§ **Task brief**
Do any lines in the data below contain "Chamoux"? If so, copy every one of them.

§ **Listed records**
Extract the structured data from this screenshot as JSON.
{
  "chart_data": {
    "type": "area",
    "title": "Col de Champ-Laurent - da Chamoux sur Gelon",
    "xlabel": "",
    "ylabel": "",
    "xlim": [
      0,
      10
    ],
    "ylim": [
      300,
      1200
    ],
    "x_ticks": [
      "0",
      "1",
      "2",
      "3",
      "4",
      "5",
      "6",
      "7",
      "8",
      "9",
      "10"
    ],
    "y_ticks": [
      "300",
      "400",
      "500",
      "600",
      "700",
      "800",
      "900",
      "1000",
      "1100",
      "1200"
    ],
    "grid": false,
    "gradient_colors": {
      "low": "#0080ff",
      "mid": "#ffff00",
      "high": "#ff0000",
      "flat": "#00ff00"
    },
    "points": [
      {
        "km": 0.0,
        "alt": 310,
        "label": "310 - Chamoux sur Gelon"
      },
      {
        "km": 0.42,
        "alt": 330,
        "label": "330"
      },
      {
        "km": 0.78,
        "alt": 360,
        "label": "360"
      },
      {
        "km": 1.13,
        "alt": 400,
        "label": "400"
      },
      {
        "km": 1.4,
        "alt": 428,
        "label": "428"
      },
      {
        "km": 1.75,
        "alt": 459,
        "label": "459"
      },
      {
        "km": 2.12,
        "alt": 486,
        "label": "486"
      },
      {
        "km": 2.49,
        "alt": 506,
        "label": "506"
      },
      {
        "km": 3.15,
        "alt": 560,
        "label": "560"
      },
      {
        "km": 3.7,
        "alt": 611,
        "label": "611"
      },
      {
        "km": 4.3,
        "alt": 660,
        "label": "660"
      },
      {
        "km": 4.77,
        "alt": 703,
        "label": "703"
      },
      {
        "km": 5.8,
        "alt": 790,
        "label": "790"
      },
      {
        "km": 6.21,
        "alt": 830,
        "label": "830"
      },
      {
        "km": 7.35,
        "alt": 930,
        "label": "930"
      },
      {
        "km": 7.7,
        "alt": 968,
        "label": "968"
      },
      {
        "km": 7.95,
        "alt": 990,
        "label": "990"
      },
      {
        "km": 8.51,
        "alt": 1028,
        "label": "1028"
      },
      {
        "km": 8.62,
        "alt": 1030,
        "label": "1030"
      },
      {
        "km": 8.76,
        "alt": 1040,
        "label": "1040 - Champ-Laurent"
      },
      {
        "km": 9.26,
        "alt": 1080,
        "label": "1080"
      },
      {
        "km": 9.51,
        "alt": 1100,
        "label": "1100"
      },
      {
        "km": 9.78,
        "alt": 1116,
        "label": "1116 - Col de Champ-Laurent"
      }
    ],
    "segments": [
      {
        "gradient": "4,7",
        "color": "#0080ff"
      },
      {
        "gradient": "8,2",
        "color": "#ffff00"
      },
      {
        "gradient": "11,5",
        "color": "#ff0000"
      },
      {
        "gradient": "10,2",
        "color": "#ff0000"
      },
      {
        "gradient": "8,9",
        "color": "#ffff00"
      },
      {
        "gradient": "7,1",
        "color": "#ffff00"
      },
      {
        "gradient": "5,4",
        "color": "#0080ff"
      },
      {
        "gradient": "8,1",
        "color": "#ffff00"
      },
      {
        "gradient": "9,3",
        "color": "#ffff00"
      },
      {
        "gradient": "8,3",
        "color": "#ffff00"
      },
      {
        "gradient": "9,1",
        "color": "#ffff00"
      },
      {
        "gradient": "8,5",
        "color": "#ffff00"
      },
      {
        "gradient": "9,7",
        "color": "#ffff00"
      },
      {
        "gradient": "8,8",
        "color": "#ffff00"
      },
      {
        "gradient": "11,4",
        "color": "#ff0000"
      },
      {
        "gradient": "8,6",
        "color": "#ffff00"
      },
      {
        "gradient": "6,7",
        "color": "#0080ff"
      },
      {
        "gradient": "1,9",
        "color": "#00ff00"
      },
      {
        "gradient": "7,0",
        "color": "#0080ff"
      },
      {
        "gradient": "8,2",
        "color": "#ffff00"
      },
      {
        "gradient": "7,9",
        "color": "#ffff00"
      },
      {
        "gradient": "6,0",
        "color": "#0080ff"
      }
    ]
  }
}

§ **Final result**
    "title": "Col de Champ-Laurent - da Chamoux sur Gelon",
        "label": "310 - Chamoux sur Gelon"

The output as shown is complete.